■ **GOAL**: Without the pictures, set down every line of the data exactly.

■ **GIVEN RECORDS**:
..............................

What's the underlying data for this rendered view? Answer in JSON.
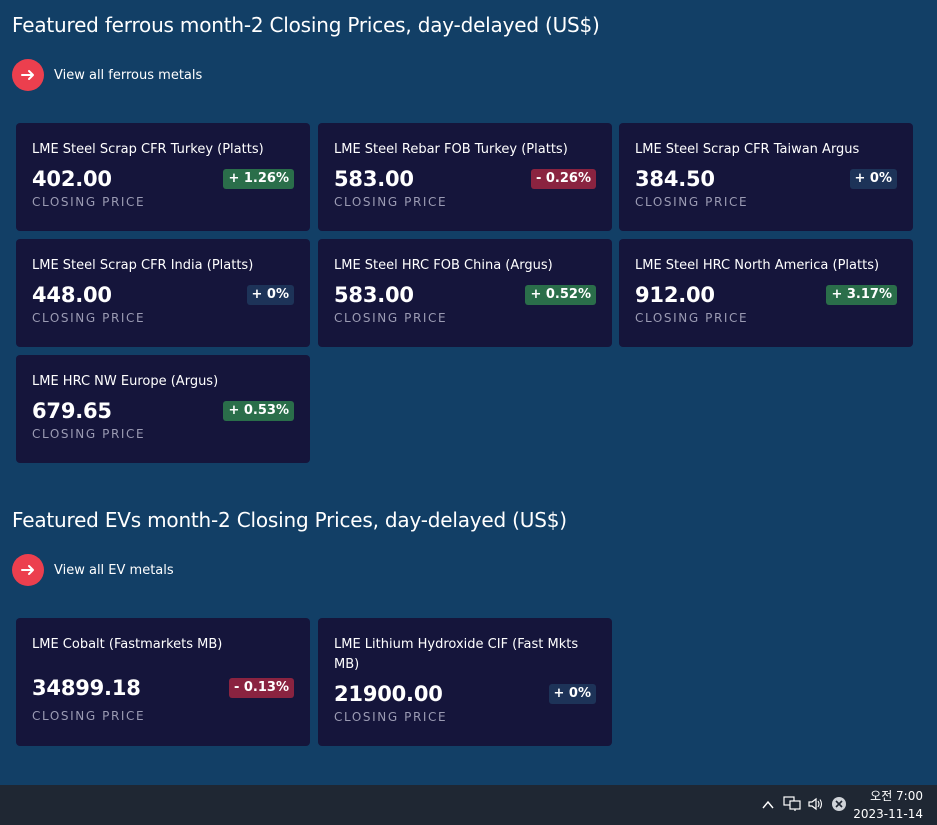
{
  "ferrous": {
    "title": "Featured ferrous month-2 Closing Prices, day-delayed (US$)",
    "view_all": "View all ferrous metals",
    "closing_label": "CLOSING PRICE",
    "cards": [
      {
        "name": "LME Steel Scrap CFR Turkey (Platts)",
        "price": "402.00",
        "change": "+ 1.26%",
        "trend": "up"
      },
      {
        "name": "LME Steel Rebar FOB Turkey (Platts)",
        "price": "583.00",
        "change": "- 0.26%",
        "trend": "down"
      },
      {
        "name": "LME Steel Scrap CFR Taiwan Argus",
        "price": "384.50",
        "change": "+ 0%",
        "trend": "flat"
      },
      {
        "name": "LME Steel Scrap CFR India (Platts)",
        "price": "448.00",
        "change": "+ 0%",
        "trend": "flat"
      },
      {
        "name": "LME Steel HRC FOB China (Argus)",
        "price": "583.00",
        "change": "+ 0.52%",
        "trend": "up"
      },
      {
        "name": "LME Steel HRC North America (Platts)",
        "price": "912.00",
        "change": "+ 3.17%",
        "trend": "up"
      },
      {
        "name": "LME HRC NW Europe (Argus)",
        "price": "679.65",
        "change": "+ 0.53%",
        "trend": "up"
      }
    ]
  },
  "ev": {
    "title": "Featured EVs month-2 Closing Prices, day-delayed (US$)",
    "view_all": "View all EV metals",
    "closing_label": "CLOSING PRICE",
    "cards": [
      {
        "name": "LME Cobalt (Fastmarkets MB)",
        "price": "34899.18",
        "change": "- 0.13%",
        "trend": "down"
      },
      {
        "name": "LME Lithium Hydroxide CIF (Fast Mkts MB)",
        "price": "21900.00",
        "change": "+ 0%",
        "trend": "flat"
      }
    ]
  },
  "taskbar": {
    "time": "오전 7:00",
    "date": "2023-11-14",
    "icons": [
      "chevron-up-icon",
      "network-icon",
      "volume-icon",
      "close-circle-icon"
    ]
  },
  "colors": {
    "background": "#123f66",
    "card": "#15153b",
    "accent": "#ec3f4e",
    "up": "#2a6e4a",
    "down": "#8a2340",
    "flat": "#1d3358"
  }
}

..............................

■ **SOLUTION TO THE PROBLEM**:
What's the underlying data for this rendered view? Answer in JSON.
{
  "ferrous": {
    "title": "Featured ferrous month-2 Closing Prices, day-delayed (US$)",
    "view_all": "View all ferrous metals",
    "closing_label": "CLOSING PRICE",
    "cards": [
      {
        "name": "LME Steel Scrap CFR Turkey (Platts)",
        "price": "402.00",
        "change": "+ 1.26%",
        "trend": "up"
      },
      {
        "name": "LME Steel Rebar FOB Turkey (Platts)",
        "price": "583.00",
        "change": "- 0.26%",
        "trend": "down"
      },
      {
        "name": "LME Steel Scrap CFR Taiwan Argus",
        "price": "384.50",
        "change": "+ 0%",
        "trend": "flat"
      },
      {
        "name": "LME Steel Scrap CFR India (Platts)",
        "price": "448.00",
        "change": "+ 0%",
        "trend": "flat"
      },
      {
        "name": "LME Steel HRC FOB China (Argus)",
        "price": "583.00",
        "change": "+ 0.52%",
        "trend": "up"
      },
      {
        "name": "LME Steel HRC North America (Platts)",
        "price": "912.00",
        "change": "+ 3.17%",
        "trend": "up"
      },
      {
        "name": "LME HRC NW Europe (Argus)",
        "price": "679.65",
        "change": "+ 0.53%",
        "trend": "up"
      }
    ]
  },
  "ev": {
    "title": "Featured EVs month-2 Closing Prices, day-delayed (US$)",
    "view_all": "View all EV metals",
    "closing_label": "CLOSING PRICE",
    "cards": [
      {
        "name": "LME Cobalt (Fastmarkets MB)",
        "price": "34899.18",
        "change": "- 0.13%",
        "trend": "down"
      },
      {
        "name": "LME Lithium Hydroxide CIF (Fast Mkts MB)",
        "price": "21900.00",
        "change": "+ 0%",
        "trend": "flat"
      }
    ]
  },
  "taskbar": {
    "time": "오전 7:00",
    "date": "2023-11-14",
    "icons": [
      "chevron-up-icon",
      "network-icon",
      "volume-icon",
      "close-circle-icon"
    ]
  },
  "colors": {
    "background": "#123f66",
    "card": "#15153b",
    "accent": "#ec3f4e",
    "up": "#2a6e4a",
    "down": "#8a2340",
    "flat": "#1d3358"
  }
}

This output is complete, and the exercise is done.